(Figure contents as structured data)
--- Begin ---

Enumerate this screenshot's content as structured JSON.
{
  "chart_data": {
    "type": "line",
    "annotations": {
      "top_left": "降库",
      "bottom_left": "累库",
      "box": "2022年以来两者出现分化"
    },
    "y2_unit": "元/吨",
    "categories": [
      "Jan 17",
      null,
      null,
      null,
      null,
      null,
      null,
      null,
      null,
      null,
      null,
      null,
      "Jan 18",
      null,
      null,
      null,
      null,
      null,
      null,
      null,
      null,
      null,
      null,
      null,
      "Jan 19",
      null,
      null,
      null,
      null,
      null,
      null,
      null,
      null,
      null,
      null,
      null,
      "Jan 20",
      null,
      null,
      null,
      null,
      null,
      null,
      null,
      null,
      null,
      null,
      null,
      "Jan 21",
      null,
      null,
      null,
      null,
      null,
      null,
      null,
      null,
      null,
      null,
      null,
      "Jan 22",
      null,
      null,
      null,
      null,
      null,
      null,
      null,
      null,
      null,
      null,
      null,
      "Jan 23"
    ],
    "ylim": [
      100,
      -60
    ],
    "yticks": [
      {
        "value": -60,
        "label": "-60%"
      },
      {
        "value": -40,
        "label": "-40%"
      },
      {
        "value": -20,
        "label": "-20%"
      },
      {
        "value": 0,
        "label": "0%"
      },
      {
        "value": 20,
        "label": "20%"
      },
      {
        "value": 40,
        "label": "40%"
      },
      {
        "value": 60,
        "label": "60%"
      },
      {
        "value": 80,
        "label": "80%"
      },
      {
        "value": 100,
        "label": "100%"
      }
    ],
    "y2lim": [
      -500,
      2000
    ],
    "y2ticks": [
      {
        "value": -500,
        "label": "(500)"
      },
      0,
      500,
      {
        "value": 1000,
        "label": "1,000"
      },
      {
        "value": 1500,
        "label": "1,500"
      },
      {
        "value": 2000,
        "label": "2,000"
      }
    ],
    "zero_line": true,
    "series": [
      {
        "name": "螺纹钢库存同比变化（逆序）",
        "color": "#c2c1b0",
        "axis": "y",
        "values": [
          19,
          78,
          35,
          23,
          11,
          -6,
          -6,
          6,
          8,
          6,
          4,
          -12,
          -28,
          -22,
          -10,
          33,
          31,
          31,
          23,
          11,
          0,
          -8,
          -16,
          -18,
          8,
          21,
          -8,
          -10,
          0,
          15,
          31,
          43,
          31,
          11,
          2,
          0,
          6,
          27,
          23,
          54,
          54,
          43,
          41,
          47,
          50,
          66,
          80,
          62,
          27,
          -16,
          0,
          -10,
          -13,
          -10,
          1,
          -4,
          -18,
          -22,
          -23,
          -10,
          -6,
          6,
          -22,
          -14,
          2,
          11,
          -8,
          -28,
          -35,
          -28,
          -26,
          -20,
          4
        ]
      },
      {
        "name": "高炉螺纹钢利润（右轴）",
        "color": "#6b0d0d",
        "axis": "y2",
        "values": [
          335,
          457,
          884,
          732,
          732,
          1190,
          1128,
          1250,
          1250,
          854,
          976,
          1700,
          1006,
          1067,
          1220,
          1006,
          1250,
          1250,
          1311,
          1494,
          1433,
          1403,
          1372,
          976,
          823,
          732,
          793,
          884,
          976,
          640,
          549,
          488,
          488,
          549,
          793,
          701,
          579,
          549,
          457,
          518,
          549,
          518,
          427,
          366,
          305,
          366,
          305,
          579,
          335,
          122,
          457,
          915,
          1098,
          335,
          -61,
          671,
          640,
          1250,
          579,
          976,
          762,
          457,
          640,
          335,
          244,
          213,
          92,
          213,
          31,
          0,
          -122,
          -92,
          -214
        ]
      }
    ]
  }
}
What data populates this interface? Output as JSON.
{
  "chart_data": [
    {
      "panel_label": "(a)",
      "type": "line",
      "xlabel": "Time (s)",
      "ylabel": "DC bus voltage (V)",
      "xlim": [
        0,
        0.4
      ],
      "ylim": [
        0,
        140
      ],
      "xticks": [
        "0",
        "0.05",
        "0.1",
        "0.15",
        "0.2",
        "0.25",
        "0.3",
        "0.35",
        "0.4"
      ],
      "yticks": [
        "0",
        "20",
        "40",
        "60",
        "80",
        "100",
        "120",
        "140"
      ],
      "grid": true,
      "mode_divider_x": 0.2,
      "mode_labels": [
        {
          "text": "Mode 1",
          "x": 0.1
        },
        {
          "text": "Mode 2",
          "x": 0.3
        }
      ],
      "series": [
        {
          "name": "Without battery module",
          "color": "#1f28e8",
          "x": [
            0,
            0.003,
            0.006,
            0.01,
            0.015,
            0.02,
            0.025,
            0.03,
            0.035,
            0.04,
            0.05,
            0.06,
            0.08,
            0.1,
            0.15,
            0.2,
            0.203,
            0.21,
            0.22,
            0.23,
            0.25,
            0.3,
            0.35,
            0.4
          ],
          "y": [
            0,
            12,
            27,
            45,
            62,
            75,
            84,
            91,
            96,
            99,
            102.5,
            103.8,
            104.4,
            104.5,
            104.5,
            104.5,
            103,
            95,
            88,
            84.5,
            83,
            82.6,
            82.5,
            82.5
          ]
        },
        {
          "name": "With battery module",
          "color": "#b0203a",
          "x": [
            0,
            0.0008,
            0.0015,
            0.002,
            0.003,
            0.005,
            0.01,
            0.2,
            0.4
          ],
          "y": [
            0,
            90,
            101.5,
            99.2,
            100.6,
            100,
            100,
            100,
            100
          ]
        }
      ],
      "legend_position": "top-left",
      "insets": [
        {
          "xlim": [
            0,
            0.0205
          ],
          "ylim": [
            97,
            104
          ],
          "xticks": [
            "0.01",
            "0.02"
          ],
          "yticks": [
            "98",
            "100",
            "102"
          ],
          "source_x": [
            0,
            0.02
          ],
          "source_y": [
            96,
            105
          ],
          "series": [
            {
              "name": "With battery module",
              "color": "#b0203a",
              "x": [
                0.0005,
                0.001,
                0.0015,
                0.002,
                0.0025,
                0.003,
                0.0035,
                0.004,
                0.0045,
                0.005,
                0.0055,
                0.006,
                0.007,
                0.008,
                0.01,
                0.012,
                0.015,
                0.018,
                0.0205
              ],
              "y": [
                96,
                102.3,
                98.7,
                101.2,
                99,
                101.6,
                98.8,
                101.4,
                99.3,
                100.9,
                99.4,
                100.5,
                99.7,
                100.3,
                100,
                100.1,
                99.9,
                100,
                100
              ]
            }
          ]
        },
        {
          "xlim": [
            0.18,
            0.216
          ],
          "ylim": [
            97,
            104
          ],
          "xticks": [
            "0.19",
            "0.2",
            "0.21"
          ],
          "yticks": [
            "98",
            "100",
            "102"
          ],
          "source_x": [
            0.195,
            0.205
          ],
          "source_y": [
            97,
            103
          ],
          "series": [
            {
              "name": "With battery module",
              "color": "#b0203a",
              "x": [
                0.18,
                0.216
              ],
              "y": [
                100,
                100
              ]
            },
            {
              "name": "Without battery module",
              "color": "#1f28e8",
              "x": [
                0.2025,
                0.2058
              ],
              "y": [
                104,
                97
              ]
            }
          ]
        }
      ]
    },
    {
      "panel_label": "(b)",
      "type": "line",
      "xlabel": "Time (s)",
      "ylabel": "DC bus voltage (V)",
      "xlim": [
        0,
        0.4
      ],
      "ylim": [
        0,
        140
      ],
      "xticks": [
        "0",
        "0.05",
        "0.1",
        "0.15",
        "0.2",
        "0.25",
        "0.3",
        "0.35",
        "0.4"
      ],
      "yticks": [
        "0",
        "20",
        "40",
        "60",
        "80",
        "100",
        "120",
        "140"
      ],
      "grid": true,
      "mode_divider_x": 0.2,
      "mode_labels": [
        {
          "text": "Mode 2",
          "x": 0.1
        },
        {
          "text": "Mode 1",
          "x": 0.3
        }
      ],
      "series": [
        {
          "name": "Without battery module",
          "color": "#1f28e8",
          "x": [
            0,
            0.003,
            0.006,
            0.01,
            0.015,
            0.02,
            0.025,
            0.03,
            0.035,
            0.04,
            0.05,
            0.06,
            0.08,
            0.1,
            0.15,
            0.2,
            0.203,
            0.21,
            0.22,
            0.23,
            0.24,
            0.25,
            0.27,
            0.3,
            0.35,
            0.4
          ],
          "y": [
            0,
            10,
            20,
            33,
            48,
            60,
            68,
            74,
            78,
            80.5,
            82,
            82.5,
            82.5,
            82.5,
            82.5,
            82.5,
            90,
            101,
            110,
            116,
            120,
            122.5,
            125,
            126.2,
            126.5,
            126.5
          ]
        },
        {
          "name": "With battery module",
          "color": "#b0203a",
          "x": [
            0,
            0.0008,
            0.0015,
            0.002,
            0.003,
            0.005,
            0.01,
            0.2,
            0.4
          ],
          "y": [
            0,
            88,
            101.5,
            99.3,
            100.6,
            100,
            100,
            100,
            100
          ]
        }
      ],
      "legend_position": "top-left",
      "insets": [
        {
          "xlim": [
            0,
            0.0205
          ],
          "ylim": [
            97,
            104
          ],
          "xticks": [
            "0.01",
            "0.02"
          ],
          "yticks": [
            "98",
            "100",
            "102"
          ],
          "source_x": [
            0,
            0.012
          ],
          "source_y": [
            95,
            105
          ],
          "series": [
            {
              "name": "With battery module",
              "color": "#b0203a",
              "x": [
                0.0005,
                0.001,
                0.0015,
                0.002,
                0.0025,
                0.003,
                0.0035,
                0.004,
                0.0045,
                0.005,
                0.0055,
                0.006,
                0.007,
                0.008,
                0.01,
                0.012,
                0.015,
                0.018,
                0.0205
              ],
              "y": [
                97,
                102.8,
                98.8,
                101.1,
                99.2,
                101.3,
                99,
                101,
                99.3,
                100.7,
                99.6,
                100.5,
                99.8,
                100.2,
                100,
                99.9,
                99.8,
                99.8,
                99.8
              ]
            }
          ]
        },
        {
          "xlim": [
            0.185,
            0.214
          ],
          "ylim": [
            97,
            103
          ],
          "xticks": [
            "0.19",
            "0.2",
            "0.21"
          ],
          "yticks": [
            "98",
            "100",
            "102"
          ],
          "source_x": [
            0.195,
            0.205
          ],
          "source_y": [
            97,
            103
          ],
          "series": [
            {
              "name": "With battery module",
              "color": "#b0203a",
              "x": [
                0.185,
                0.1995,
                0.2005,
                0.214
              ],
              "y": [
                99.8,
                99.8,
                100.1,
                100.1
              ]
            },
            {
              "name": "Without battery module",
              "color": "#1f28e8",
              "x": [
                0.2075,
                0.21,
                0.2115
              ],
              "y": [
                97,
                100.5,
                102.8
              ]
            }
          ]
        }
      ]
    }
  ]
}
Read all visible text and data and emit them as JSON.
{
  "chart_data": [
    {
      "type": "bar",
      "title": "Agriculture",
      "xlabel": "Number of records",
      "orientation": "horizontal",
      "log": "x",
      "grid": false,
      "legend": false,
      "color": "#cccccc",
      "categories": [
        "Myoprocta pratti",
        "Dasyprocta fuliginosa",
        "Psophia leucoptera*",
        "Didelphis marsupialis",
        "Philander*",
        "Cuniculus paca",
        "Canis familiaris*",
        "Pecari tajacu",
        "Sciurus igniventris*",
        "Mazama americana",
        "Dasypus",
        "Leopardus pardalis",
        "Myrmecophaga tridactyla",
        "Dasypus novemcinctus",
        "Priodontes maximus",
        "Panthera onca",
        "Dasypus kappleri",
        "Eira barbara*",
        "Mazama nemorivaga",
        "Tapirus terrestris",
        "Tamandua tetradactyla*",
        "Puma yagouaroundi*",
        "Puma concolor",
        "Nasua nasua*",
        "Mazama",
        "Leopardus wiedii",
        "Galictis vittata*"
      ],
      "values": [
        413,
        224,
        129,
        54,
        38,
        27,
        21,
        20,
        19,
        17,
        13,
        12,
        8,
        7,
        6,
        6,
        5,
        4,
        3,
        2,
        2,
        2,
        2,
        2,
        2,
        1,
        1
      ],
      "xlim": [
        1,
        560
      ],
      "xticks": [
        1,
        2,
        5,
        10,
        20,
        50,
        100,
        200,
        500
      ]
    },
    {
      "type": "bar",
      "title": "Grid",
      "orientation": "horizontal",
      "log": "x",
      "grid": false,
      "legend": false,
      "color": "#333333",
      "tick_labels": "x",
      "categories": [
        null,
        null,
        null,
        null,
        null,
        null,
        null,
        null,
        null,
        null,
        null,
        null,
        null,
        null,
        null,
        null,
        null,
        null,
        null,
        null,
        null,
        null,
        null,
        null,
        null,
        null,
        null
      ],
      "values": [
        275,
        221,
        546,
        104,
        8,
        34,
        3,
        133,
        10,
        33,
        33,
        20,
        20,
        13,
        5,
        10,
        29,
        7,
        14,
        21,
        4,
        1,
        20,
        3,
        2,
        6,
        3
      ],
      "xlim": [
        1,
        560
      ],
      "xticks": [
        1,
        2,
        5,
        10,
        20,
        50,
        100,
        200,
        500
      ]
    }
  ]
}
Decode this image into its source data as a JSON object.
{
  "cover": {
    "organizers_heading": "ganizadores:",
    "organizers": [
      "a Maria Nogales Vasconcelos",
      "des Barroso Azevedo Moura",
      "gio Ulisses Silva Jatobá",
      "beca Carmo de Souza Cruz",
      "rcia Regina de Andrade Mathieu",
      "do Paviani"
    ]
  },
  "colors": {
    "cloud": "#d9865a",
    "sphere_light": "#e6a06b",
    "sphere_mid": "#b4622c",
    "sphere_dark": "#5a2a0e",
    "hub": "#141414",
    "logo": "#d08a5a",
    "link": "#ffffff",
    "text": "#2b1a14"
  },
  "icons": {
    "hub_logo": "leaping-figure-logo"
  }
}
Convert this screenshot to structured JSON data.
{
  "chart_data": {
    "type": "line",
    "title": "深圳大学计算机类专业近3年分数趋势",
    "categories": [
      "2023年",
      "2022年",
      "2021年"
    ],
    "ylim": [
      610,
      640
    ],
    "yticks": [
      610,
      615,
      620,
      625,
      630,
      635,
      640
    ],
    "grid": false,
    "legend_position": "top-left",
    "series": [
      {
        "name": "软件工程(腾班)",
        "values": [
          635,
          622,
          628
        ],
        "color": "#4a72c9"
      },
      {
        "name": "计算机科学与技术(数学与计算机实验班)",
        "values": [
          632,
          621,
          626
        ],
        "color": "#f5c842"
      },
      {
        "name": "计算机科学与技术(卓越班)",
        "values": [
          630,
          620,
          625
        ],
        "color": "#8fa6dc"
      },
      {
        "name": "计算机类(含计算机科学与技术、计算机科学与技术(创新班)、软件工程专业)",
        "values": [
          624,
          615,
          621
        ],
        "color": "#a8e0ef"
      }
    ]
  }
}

--- End ---

Directions for this task: Please quote nothing but the lines from the line with "Convert this screenshot" through the end of the data above, exactly as written, ends included.

Expected answer:
Convert this screenshot to structured JSON data.
{
  "chart_data": {
    "type": "line",
    "title": "深圳大学计算机类专业近3年分数趋势",
    "categories": [
      "2023年",
      "2022年",
      "2021年"
    ],
    "ylim": [
      610,
      640
    ],
    "yticks": [
      610,
      615,
      620,
      625,
      630,
      635,
      640
    ],
    "grid": false,
    "legend_position": "top-left",
    "series": [
      {
        "name": "软件工程(腾班)",
        "values": [
          635,
          622,
          628
        ],
        "color": "#4a72c9"
      },
      {
        "name": "计算机科学与技术(数学与计算机实验班)",
        "values": [
          632,
          621,
          626
        ],
        "color": "#f5c842"
      },
      {
        "name": "计算机科学与技术(卓越班)",
        "values": [
          630,
          620,
          625
        ],
        "color": "#8fa6dc"
      },
      {
        "name": "计算机类(含计算机科学与技术、计算机科学与技术(创新班)、软件工程专业)",
        "values": [
          624,
          615,
          621
        ],
        "color": "#a8e0ef"
      }
    ]
  }
}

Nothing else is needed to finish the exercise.